>> Begin PASSAGE TO READ

Our lives change over time, and so do our financial realities. In the ebb and flow between milestones, the good news is that you can capitalize on the planning you’ve already put into place by leveraging your home’s equity and refinancing your mortgage. Refinancing isn’t for everyone’s situation; it can cost from 3% to 6% of the loan’s principal, and you’ll have to go through an appraisal, title search, and application fees. But if the following describes you, talk to your lender—there may be great opportunity to save money.
You took out an FHA Loan when you bought your home, but now you’re in a better place financially.
When you decided to become a homeowner, you had a lot of energy but didn’t have a lot to put down, so you took advantage of an FHA loan that only required 3.5% down. Now, a few years down the road, your finances—and your credit—have changed for the better. You’re ready to make some changes, and stop paying for mortgage insurance. If you have 20% equity in your home, it may be time to refinance to a conventional loan. In this scenario, a conventional loan will allow you to drop your mortgage insurance payments, and you’ll save a greater amount of money over fifteen to thirty years.

>> End PASSAGE TO READ
>> Begin ITEMS

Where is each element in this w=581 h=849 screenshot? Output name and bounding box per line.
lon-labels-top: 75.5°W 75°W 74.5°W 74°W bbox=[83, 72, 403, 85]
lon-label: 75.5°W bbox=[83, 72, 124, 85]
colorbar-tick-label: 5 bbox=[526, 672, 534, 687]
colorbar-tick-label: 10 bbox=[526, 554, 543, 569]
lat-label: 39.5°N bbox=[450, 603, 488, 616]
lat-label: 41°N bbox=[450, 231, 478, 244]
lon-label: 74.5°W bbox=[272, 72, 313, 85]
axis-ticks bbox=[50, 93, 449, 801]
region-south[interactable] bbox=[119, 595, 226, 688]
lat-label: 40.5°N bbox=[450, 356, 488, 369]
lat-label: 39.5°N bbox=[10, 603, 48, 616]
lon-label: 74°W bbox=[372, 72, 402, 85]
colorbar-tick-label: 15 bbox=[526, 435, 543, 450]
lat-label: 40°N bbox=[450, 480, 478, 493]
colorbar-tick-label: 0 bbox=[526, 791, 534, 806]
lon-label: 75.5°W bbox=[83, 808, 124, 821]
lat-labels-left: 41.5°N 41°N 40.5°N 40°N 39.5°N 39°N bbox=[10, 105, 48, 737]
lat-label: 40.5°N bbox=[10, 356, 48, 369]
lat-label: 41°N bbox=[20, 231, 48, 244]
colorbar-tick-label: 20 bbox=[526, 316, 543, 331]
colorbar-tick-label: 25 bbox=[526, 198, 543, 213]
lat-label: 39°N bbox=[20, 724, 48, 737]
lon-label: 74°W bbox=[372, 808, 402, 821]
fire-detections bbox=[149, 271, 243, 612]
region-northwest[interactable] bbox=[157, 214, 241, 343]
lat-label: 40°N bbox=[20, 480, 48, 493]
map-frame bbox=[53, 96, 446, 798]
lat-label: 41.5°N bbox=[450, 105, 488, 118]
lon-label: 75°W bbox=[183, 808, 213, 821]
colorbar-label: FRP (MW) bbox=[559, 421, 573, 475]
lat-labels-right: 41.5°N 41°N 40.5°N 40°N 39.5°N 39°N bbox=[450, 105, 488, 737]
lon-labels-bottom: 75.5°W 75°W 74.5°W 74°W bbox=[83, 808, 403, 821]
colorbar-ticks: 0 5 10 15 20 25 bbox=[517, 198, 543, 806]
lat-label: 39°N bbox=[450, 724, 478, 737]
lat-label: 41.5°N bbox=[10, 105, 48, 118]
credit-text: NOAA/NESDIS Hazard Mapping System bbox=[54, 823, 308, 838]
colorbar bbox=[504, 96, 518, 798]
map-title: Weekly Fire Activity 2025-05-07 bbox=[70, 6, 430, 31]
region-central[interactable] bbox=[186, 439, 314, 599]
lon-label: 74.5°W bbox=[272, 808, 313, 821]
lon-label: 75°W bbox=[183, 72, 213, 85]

>> End ITEMS

Could you reproduce the full text above on refinancing a mortgage, word for word?

Our lives change over time, and so do our financial realities. In the ebb and flow between milestones, the good news is that you can capitalize on the planning you’ve already put into place by leveraging your home’s equity and refinancing your mortgage. Refinancing isn’t for everyone’s situation; it can cost from 3% to 6% of the loan’s principal, and you’ll have to go through an appraisal, title search, and application fees. But if the following describes you, talk to your lender—there may be great opportunity to save money.
You took out an FHA Loan when you bought your home, but now you’re in a better place financially.
When you decided to become a homeowner, you had a lot of energy but didn’t have a lot to put down, so you took advantage of an FHA loan that only required 3.5% down. Now, a few years down the road, your finances—and your credit—have changed for the better. You’re ready to make some changes, and stop paying for mortgage insurance. If you have 20% equity in your home, it may be time to refinance to a conventional loan. In this scenario, a conventional loan will allow you to drop your mortgage insurance payments, and you’ll save a greater amount of money over fifteen to thirty years.